Extracts from a graphics dataset:
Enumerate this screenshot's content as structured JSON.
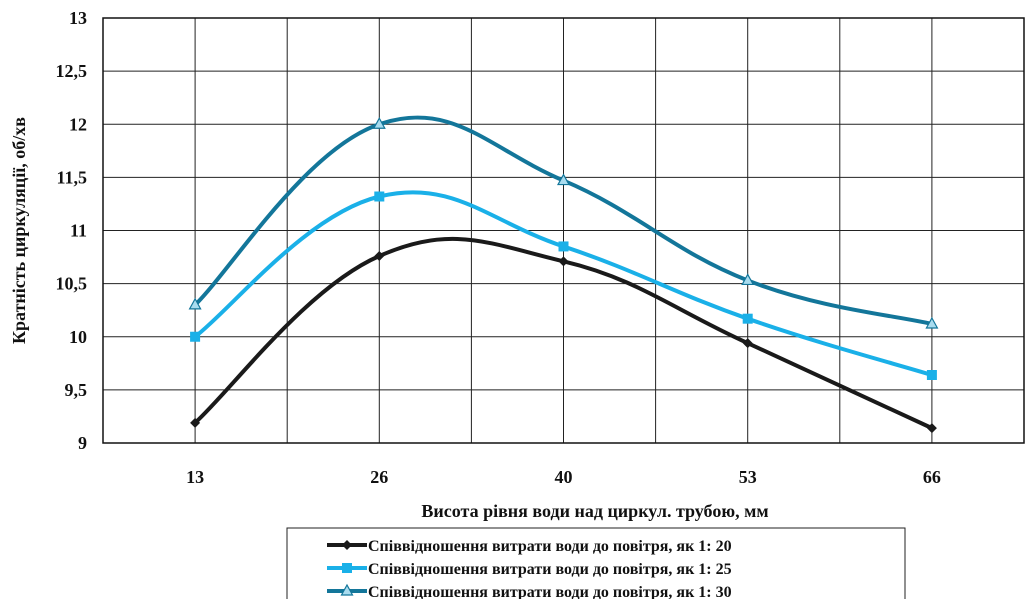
{
  "chart_data": {
    "type": "line",
    "title": "",
    "xlabel": "Висота рівня води над циркул. трубою, мм",
    "ylabel": "Кратність циркуляції, об/хв",
    "categories": [
      "13",
      "26",
      "40",
      "53",
      "66"
    ],
    "ylim": [
      9,
      13
    ],
    "yticks": [
      {
        "value": 9,
        "label": "9"
      },
      {
        "value": 9.5,
        "label": "9,5"
      },
      {
        "value": 10,
        "label": "10"
      },
      {
        "value": 10.5,
        "label": "10,5"
      },
      {
        "value": 11,
        "label": "11"
      },
      {
        "value": 11.5,
        "label": "11,5"
      },
      {
        "value": 12,
        "label": "12"
      },
      {
        "value": 12.5,
        "label": "12,5"
      },
      {
        "value": 13,
        "label": "13"
      }
    ],
    "grid": true,
    "legend_position": "bottom",
    "series": [
      {
        "name": "Співвідношення витрати води до повітря, як 1: 20",
        "color": "#1a1a1a",
        "marker": "diamond",
        "values": [
          9.19,
          10.76,
          10.71,
          9.94,
          9.14
        ]
      },
      {
        "name": "Співвідношення витрати води до повітря, як 1: 25",
        "color": "#1ab0e8",
        "marker": "square",
        "values": [
          10.0,
          11.32,
          10.85,
          10.17,
          9.64
        ]
      },
      {
        "name": "Співвідношення витрати води до повітря, як 1: 30",
        "color": "#13769a",
        "marker": "triangle",
        "values": [
          10.3,
          12.0,
          11.47,
          10.53,
          10.12
        ]
      }
    ]
  }
}
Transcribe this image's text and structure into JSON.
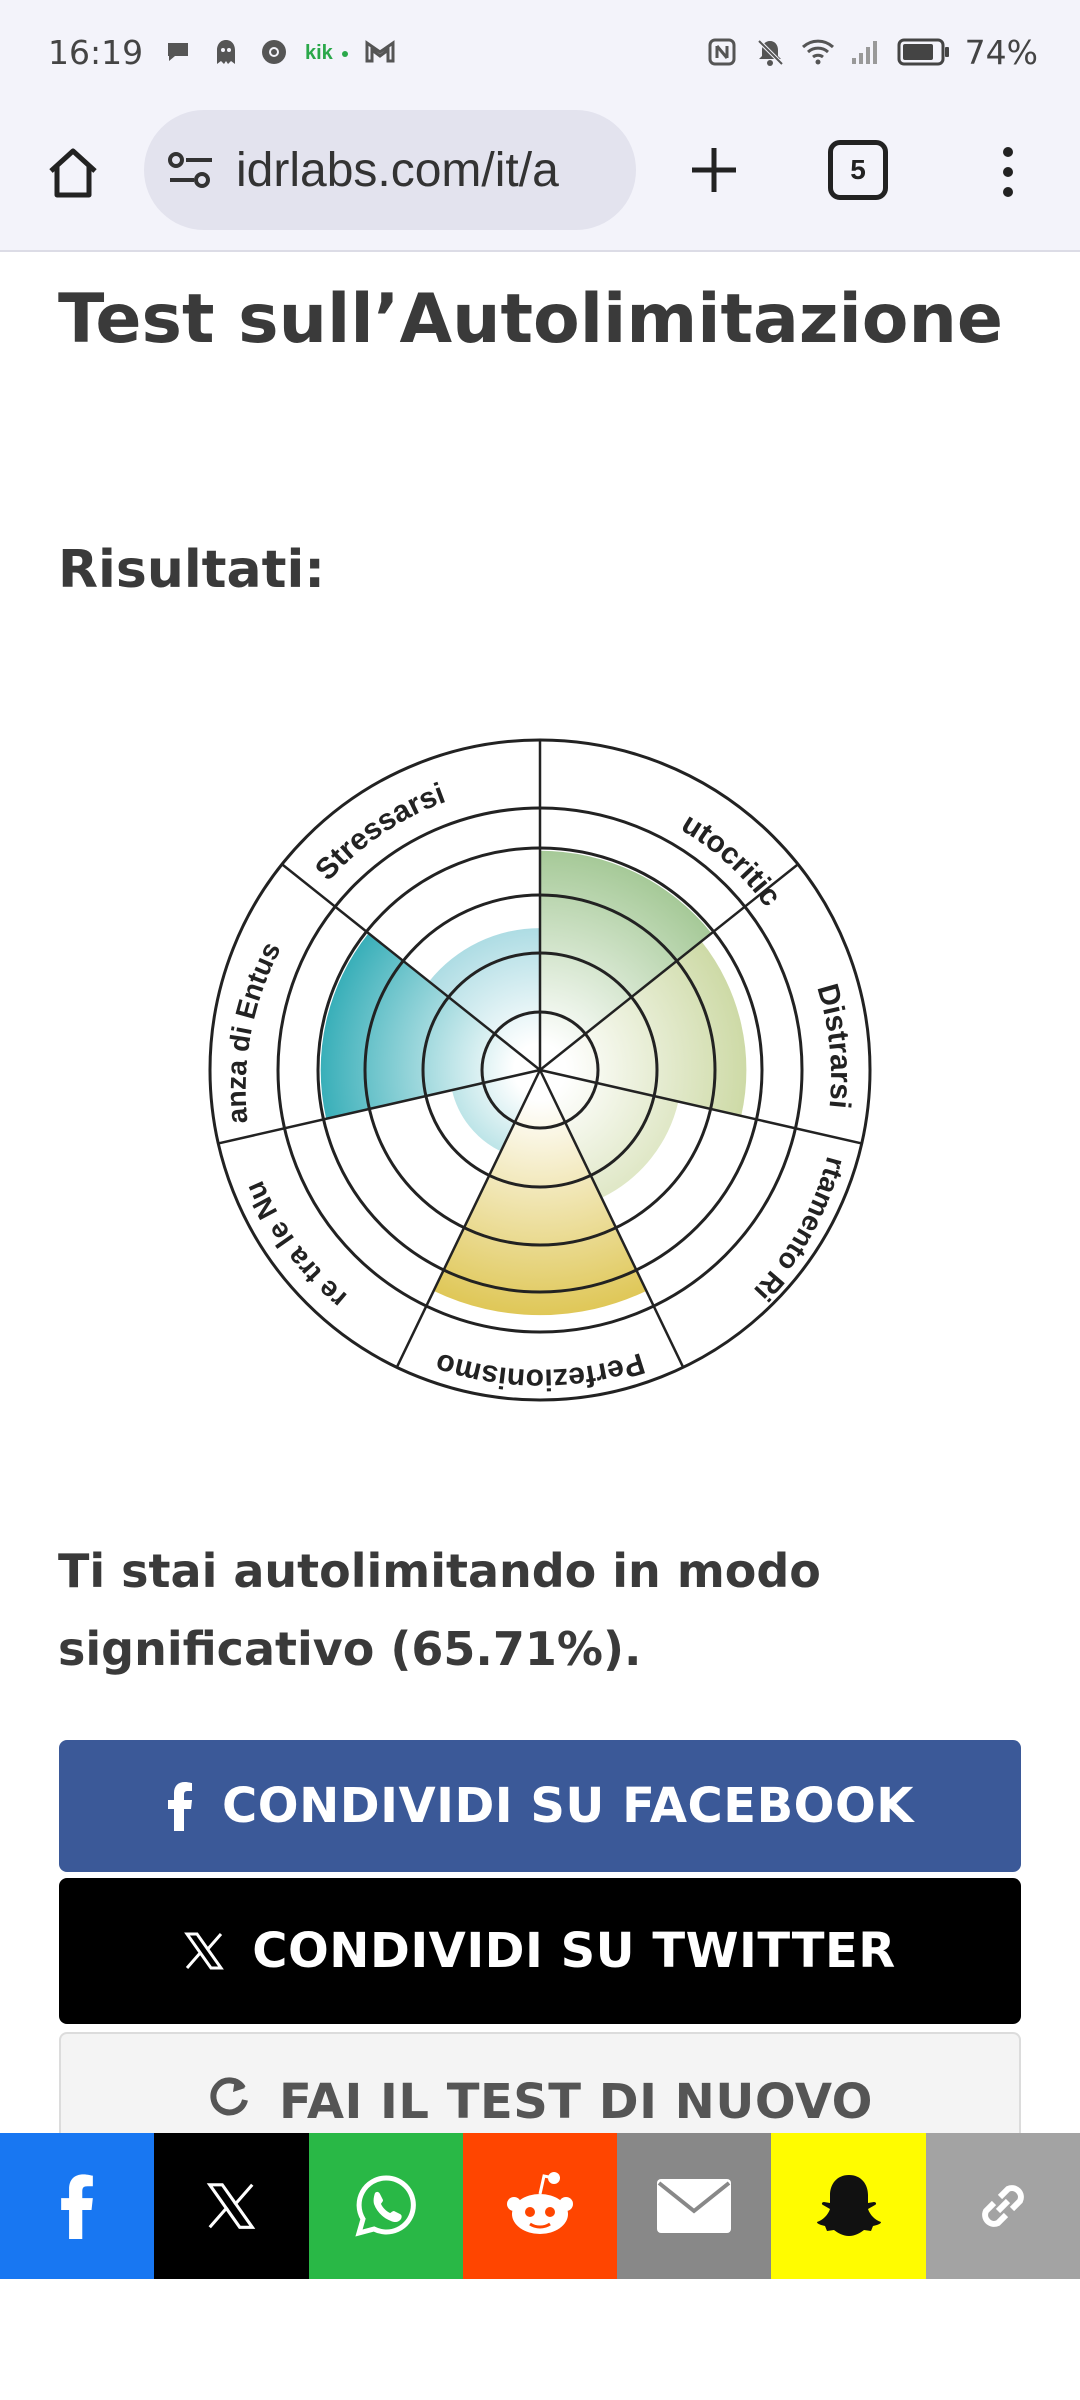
{
  "status_bar": {
    "time": "16:19",
    "battery": "74%",
    "left_icons": [
      "chat-bubble-icon",
      "ghost-icon",
      "chrome-icon",
      "kik-icon",
      "gmail-icon"
    ],
    "right_icons": [
      "nfc-icon",
      "bell-off-icon",
      "wifi-icon",
      "signal-icon",
      "battery-icon"
    ]
  },
  "browser": {
    "url": "idrlabs.com/it/a",
    "tab_count": "5"
  },
  "page": {
    "title": "Test sull’Autolimitazione",
    "results_heading": "Risultati:",
    "result_text": "Ti stai autolimitando in modo significativo (65.71%)."
  },
  "chart_data": {
    "type": "polar-area",
    "rings": 5,
    "categories": [
      "Autocritica",
      "Distrarsi",
      "Comportamento Rischioso",
      "Perfezionismo",
      "Essere tra le Nuvole",
      "Mancanza di Entusiasmo",
      "Stressarsi"
    ],
    "values": [
      85,
      80,
      55,
      95,
      35,
      85,
      55
    ],
    "max": 100,
    "colors": [
      "#9dc38f",
      "#9dc38f",
      "#cdd6a2",
      "#d9bf3c",
      "#2a9ea8",
      "#27a0b2",
      "#7ecbd6"
    ]
  },
  "buttons": {
    "facebook": "CONDIVIDI SU FACEBOOK",
    "twitter": "CONDIVIDI SU TWITTER",
    "retry": "FAI IL TEST DI NUOVO"
  },
  "share_bar": [
    "facebook-icon",
    "x-icon",
    "whatsapp-icon",
    "reddit-icon",
    "email-icon",
    "snapchat-icon",
    "link-icon"
  ]
}
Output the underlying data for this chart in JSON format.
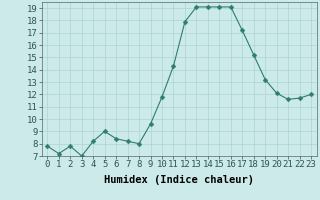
{
  "x": [
    0,
    1,
    2,
    3,
    4,
    5,
    6,
    7,
    8,
    9,
    10,
    11,
    12,
    13,
    14,
    15,
    16,
    17,
    18,
    19,
    20,
    21,
    22,
    23
  ],
  "y": [
    7.8,
    7.2,
    7.8,
    7.0,
    8.2,
    9.0,
    8.4,
    8.2,
    8.0,
    9.6,
    11.8,
    14.3,
    17.9,
    19.1,
    19.1,
    19.1,
    19.1,
    17.2,
    15.2,
    13.2,
    12.1,
    11.6,
    11.7,
    12.0
  ],
  "line_color": "#2e7d6e",
  "marker": "D",
  "marker_size": 2.5,
  "bg_color": "#cceaea",
  "grid_color": "#aad4d4",
  "xlabel": "Humidex (Indice chaleur)",
  "xlim": [
    -0.5,
    23.5
  ],
  "ylim": [
    7,
    19.5
  ],
  "yticks": [
    7,
    8,
    9,
    10,
    11,
    12,
    13,
    14,
    15,
    16,
    17,
    18,
    19
  ],
  "xticks": [
    0,
    1,
    2,
    3,
    4,
    5,
    6,
    7,
    8,
    9,
    10,
    11,
    12,
    13,
    14,
    15,
    16,
    17,
    18,
    19,
    20,
    21,
    22,
    23
  ],
  "xlabel_fontsize": 7.5,
  "tick_fontsize": 6.5
}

▶ _Problem requirements_:
The answer is the number of lines in the preceding material that hold "Співвідношення"; write that number and nothing else.

▶ _Correct answer_:
3